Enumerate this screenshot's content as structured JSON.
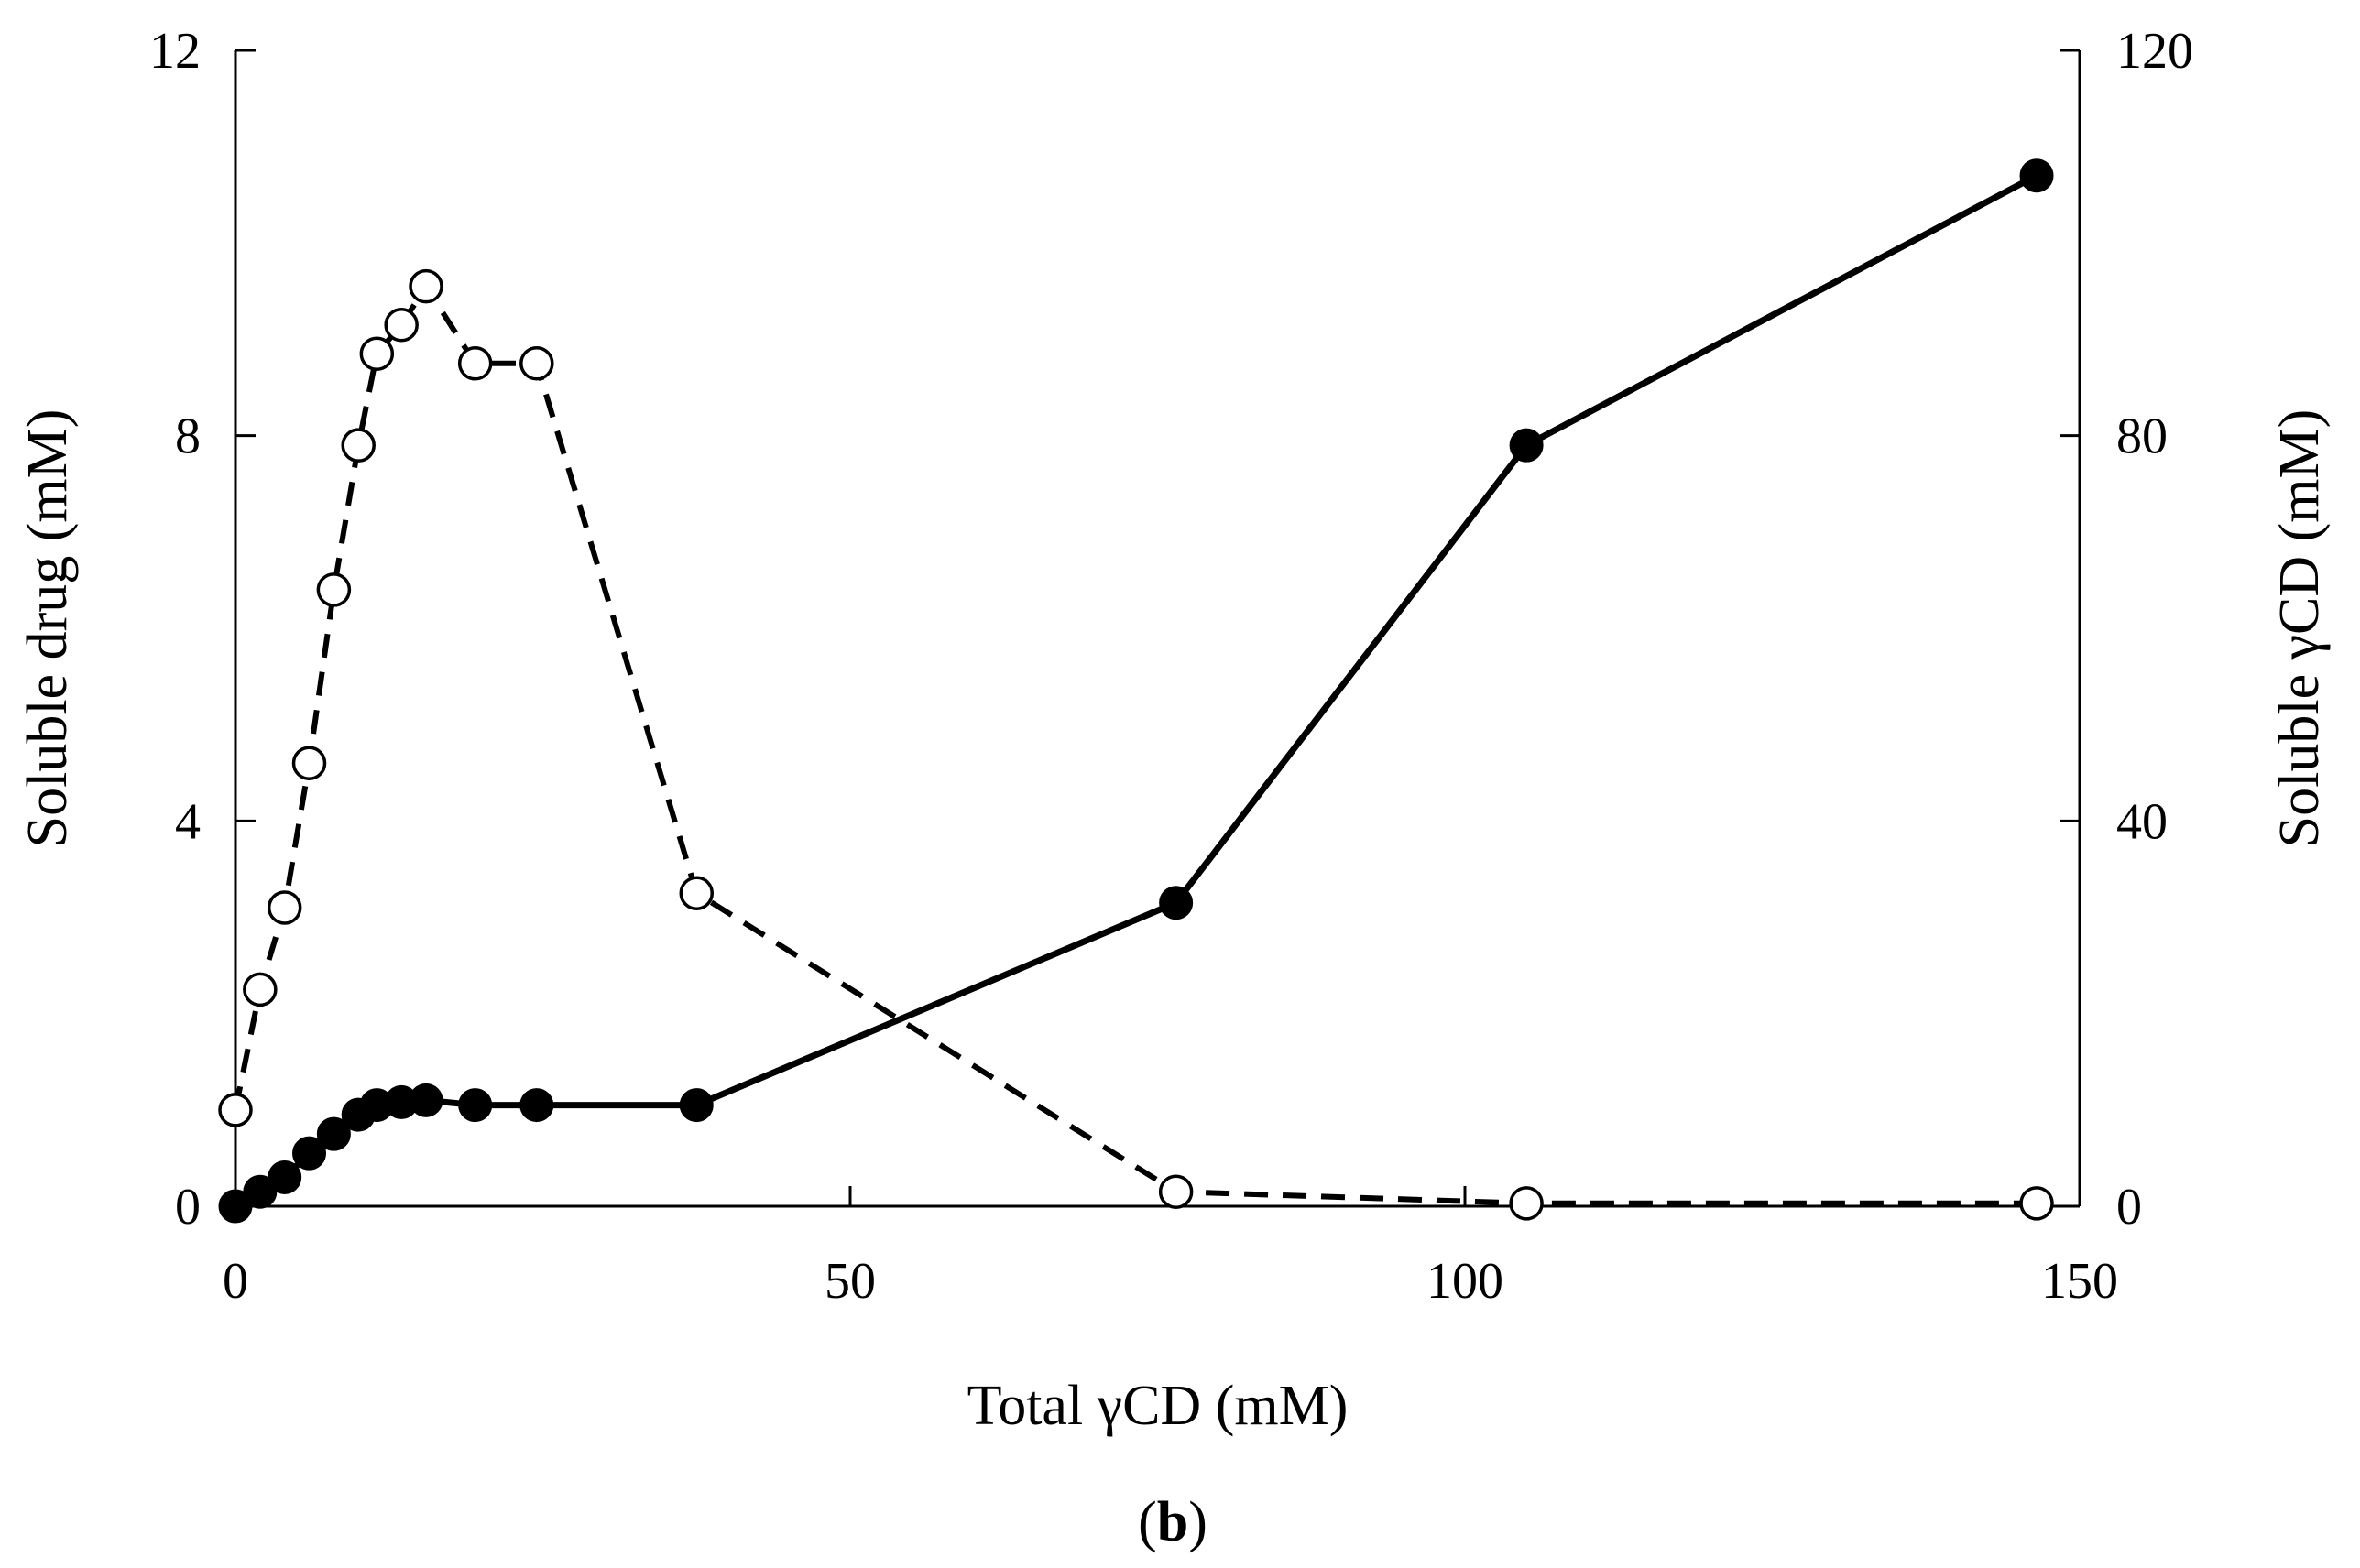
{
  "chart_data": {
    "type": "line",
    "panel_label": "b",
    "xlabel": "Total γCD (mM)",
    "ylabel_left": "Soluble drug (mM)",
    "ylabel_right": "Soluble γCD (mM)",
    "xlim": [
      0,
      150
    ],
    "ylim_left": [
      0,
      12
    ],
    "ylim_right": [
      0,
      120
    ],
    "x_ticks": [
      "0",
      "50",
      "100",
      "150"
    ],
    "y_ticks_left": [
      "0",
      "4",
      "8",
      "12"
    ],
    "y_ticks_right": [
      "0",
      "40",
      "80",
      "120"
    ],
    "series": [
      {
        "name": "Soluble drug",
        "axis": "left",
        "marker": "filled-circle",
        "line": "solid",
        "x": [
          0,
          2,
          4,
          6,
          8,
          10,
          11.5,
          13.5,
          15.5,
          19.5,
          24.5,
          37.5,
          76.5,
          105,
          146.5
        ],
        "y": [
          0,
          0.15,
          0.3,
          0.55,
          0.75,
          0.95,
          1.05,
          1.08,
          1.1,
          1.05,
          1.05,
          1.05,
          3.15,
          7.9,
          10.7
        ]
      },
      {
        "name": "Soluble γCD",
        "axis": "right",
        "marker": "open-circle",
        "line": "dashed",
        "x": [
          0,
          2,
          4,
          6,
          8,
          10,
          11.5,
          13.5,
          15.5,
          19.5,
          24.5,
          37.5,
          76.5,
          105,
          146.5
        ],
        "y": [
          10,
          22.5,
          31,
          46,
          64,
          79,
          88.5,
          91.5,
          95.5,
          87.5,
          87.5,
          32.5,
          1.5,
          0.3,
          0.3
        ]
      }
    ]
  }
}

------------------------------------------------------------

= PROBLEM =
Repeat all of the data above word for word, minus the pictures.

= FINAL ANSWER =
Enumerate this screenshot's content as structured JSON.
{
  "chart_data": {
    "type": "line",
    "panel_label": "b",
    "xlabel": "Total γCD (mM)",
    "ylabel_left": "Soluble drug (mM)",
    "ylabel_right": "Soluble γCD (mM)",
    "xlim": [
      0,
      150
    ],
    "ylim_left": [
      0,
      12
    ],
    "ylim_right": [
      0,
      120
    ],
    "x_ticks": [
      "0",
      "50",
      "100",
      "150"
    ],
    "y_ticks_left": [
      "0",
      "4",
      "8",
      "12"
    ],
    "y_ticks_right": [
      "0",
      "40",
      "80",
      "120"
    ],
    "series": [
      {
        "name": "Soluble drug",
        "axis": "left",
        "marker": "filled-circle",
        "line": "solid",
        "x": [
          0,
          2,
          4,
          6,
          8,
          10,
          11.5,
          13.5,
          15.5,
          19.5,
          24.5,
          37.5,
          76.5,
          105,
          146.5
        ],
        "y": [
          0,
          0.15,
          0.3,
          0.55,
          0.75,
          0.95,
          1.05,
          1.08,
          1.1,
          1.05,
          1.05,
          1.05,
          3.15,
          7.9,
          10.7
        ]
      },
      {
        "name": "Soluble γCD",
        "axis": "right",
        "marker": "open-circle",
        "line": "dashed",
        "x": [
          0,
          2,
          4,
          6,
          8,
          10,
          11.5,
          13.5,
          15.5,
          19.5,
          24.5,
          37.5,
          76.5,
          105,
          146.5
        ],
        "y": [
          10,
          22.5,
          31,
          46,
          64,
          79,
          88.5,
          91.5,
          95.5,
          87.5,
          87.5,
          32.5,
          1.5,
          0.3,
          0.3
        ]
      }
    ]
  }
}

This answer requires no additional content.